> **WHAT THE TASK REQUIRES**
Could you output each line of the data that follows exactly?

━━━━━━━━━━━━━━━━━━━━━━━━━━━━━━

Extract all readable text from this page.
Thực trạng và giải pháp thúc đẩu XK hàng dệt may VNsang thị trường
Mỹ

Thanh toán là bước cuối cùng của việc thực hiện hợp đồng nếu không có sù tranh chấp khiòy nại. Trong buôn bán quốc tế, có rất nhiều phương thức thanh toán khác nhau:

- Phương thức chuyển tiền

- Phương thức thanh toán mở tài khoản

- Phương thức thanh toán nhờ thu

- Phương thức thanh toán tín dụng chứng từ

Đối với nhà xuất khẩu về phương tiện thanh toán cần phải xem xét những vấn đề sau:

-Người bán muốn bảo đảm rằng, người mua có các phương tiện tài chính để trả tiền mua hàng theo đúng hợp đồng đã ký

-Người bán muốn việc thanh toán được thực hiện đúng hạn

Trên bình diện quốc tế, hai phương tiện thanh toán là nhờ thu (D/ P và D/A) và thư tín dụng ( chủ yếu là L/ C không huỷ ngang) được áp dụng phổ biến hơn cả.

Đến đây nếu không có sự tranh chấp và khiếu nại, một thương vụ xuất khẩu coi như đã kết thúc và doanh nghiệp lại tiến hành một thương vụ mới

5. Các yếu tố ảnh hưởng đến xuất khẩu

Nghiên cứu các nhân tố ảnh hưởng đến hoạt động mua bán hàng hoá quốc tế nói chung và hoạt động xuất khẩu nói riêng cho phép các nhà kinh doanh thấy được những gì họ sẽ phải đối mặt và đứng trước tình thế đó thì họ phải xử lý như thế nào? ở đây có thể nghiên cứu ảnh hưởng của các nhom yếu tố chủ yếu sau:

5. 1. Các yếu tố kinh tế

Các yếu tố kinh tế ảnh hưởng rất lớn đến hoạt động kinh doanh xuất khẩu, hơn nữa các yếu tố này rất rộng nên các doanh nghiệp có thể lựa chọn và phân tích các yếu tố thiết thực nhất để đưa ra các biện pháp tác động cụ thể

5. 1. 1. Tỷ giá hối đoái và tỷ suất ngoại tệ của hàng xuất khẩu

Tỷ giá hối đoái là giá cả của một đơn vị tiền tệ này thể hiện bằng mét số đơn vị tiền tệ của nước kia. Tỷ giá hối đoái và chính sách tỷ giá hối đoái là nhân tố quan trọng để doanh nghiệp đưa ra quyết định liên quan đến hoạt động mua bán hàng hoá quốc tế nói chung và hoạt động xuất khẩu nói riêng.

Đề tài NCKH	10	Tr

━━━━━━━━━━━━━━━━━━━━━━━━━━━━━━

> **TASK ANSWER**
Extract all readable text from this page.
Thực trạng và giải pháp thúc đẩu XK hàng dệt may VNsang thị trường
Mỹ

Thanh toán là bước cuối cùng của việc thực hiện hợp đồng nếu không có sù tranh chấp khiòy nại. Trong buôn bán quốc tế, có rất nhiều phương thức thanh toán khác nhau:

- Phương thức chuyển tiền

- Phương thức thanh toán mở tài khoản

- Phương thức thanh toán nhờ thu

- Phương thức thanh toán tín dụng chứng từ

Đối với nhà xuất khẩu về phương tiện thanh toán cần phải xem xét những vấn đề sau:

-Người bán muốn bảo đảm rằng, người mua có các phương tiện tài chính để trả tiền mua hàng theo đúng hợp đồng đã ký

-Người bán muốn việc thanh toán được thực hiện đúng hạn

Trên bình diện quốc tế, hai phương tiện thanh toán là nhờ thu (D/ P và D/A) và thư tín dụng ( chủ yếu là L/ C không huỷ ngang) được áp dụng phổ biến hơn cả.

Đến đây nếu không có sự tranh chấp và khiếu nại, một thương vụ xuất khẩu coi như đã kết thúc và doanh nghiệp lại tiến hành một thương vụ mới

5. Các yếu tố ảnh hưởng đến xuất khẩu

Nghiên cứu các nhân tố ảnh hưởng đến hoạt động mua bán hàng hoá quốc tế nói chung và hoạt động xuất khẩu nói riêng cho phép các nhà kinh doanh thấy được những gì họ sẽ phải đối mặt và đứng trước tình thế đó thì họ phải xử lý như thế nào? ở đây có thể nghiên cứu ảnh hưởng của các nhom yếu tố chủ yếu sau:

5. 1. Các yếu tố kinh tế

Các yếu tố kinh tế ảnh hưởng rất lớn đến hoạt động kinh doanh xuất khẩu, hơn nữa các yếu tố này rất rộng nên các doanh nghiệp có thể lựa chọn và phân tích các yếu tố thiết thực nhất để đưa ra các biện pháp tác động cụ thể

5. 1. 1. Tỷ giá hối đoái và tỷ suất ngoại tệ của hàng xuất khẩu

Tỷ giá hối đoái là giá cả của một đơn vị tiền tệ này thể hiện bằng mét số đơn vị tiền tệ của nước kia. Tỷ giá hối đoái và chính sách tỷ giá hối đoái là nhân tố quan trọng để doanh nghiệp đưa ra quyết định liên quan đến hoạt động mua bán hàng hoá quốc tế nói chung và hoạt động xuất khẩu nói riêng.

Đề tài NCKH	10	Tr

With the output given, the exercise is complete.